### Stated task
Give the entries again exactly, every one of them.

### Collection entries
────────
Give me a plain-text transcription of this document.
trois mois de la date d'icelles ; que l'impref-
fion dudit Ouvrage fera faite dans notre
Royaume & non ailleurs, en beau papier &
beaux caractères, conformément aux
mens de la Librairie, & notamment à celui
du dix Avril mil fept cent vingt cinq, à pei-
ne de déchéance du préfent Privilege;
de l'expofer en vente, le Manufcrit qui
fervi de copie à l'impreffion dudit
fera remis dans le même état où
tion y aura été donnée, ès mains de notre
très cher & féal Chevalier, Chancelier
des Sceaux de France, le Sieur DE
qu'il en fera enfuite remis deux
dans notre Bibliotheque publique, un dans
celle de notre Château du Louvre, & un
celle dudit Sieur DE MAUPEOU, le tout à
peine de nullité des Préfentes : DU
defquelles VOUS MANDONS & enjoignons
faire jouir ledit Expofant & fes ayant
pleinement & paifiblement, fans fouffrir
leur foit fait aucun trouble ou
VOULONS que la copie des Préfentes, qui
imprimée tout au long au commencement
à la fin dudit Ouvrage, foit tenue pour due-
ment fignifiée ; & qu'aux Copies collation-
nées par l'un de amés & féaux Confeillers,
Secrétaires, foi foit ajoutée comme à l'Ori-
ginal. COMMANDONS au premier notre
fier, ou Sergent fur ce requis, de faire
────────
### Correct output
Give me a plain-text transcription of this document.
trois mois de la date d'icelles ; que l'impref-
fion dudit Ouvrage fera faite dans notre
Royaume & non ailleurs, en beau papier &
beaux caractères, conformément aux
mens de la Librairie, & notamment à celui
du dix Avril mil fept cent vingt cinq, à pei-
ne de déchéance du préfent Privilege;
de l'expofer en vente, le Manufcrit qui
fervi de copie à l'impreffion dudit
fera remis dans le même état où
tion y aura été donnée, ès mains de notre
très cher & féal Chevalier, Chancelier
des Sceaux de France, le Sieur DE
qu'il en fera enfuite remis deux
dans notre Bibliotheque publique, un dans
celle de notre Château du Louvre, & un
celle dudit Sieur DE MAUPEOU, le tout à
peine de nullité des Préfentes : DU
defquelles VOUS MANDONS & enjoignons
faire jouir ledit Expofant & fes ayant
pleinement & paifiblement, fans fouffrir
leur foit fait aucun trouble ou
VOULONS que la copie des Préfentes, qui
imprimée tout au long au commencement
à la fin dudit Ouvrage, foit tenue pour due-
ment fignifiée ; & qu'aux Copies collation-
nées par l'un de amés & féaux Confeillers,
Secrétaires, foi foit ajoutée comme à l'Ori-
ginal. COMMANDONS au premier notre
fier, ou Sergent fur ce requis, de faire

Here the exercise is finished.